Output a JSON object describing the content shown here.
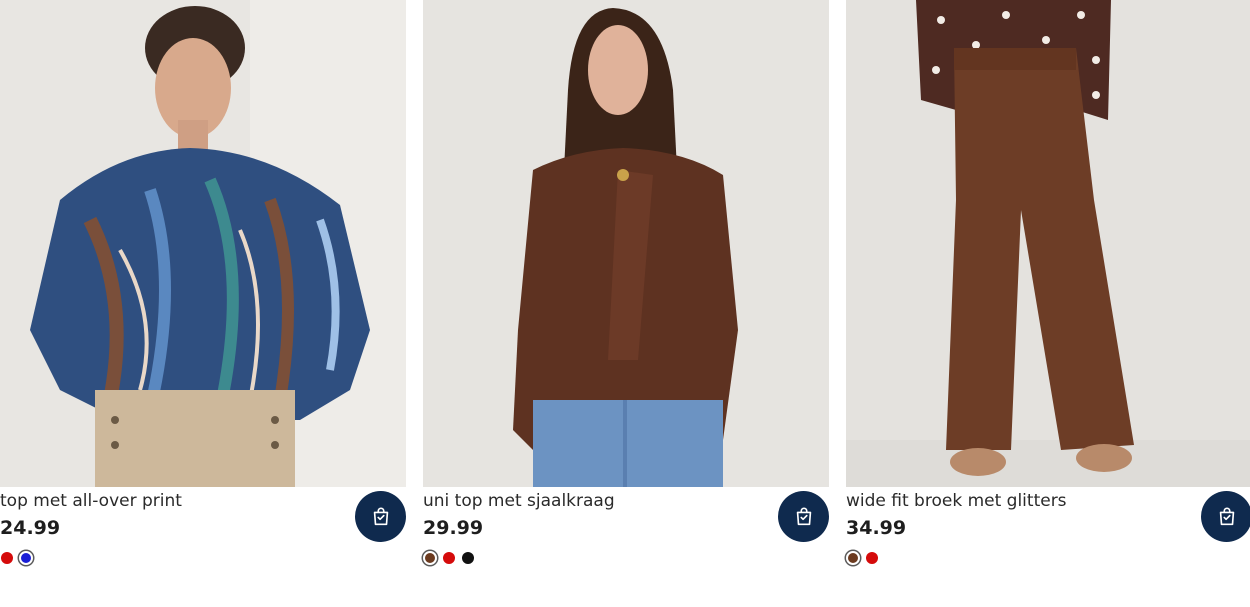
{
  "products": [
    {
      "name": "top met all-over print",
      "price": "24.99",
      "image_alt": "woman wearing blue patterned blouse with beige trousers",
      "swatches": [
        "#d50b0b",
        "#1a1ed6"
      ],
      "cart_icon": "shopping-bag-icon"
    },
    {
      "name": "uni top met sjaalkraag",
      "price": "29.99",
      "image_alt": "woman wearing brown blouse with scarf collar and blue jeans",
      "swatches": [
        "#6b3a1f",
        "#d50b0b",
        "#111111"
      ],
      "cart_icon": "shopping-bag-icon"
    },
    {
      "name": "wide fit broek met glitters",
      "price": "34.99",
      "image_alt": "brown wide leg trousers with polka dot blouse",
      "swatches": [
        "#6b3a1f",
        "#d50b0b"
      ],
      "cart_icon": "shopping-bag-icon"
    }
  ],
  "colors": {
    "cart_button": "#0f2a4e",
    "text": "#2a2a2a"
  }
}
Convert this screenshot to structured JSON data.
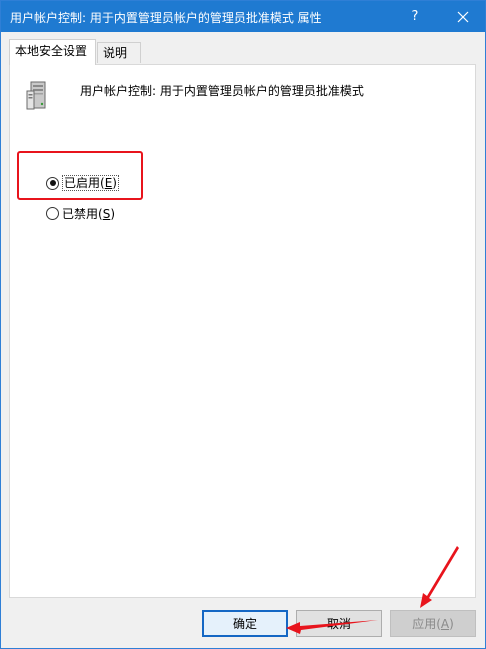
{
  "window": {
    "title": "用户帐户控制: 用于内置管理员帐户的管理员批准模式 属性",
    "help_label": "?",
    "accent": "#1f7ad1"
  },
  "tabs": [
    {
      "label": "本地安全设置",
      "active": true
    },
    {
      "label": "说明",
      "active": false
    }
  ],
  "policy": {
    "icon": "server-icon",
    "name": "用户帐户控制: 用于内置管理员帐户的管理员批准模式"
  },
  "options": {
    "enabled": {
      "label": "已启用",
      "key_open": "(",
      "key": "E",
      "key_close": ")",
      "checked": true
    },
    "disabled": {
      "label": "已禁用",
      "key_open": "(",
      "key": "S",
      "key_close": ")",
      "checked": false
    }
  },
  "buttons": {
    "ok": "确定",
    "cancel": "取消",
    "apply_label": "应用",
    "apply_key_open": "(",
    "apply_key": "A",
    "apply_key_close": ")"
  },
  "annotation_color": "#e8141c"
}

Given exercise — Only the lines from the one containing "Convert this screenshot" through the last line of the data belong in the copy, both included and reproduced exactly. Pictures do not.

Solution to this exercise —
Convert this screenshot to structured JSON data.
{
  "window": {
    "title": "用户帐户控制: 用于内置管理员帐户的管理员批准模式 属性",
    "help_label": "?",
    "accent": "#1f7ad1"
  },
  "tabs": [
    {
      "label": "本地安全设置",
      "active": true
    },
    {
      "label": "说明",
      "active": false
    }
  ],
  "policy": {
    "icon": "server-icon",
    "name": "用户帐户控制: 用于内置管理员帐户的管理员批准模式"
  },
  "options": {
    "enabled": {
      "label": "已启用",
      "key_open": "(",
      "key": "E",
      "key_close": ")",
      "checked": true
    },
    "disabled": {
      "label": "已禁用",
      "key_open": "(",
      "key": "S",
      "key_close": ")",
      "checked": false
    }
  },
  "buttons": {
    "ok": "确定",
    "cancel": "取消",
    "apply_label": "应用",
    "apply_key_open": "(",
    "apply_key": "A",
    "apply_key_close": ")"
  },
  "annotation_color": "#e8141c"
}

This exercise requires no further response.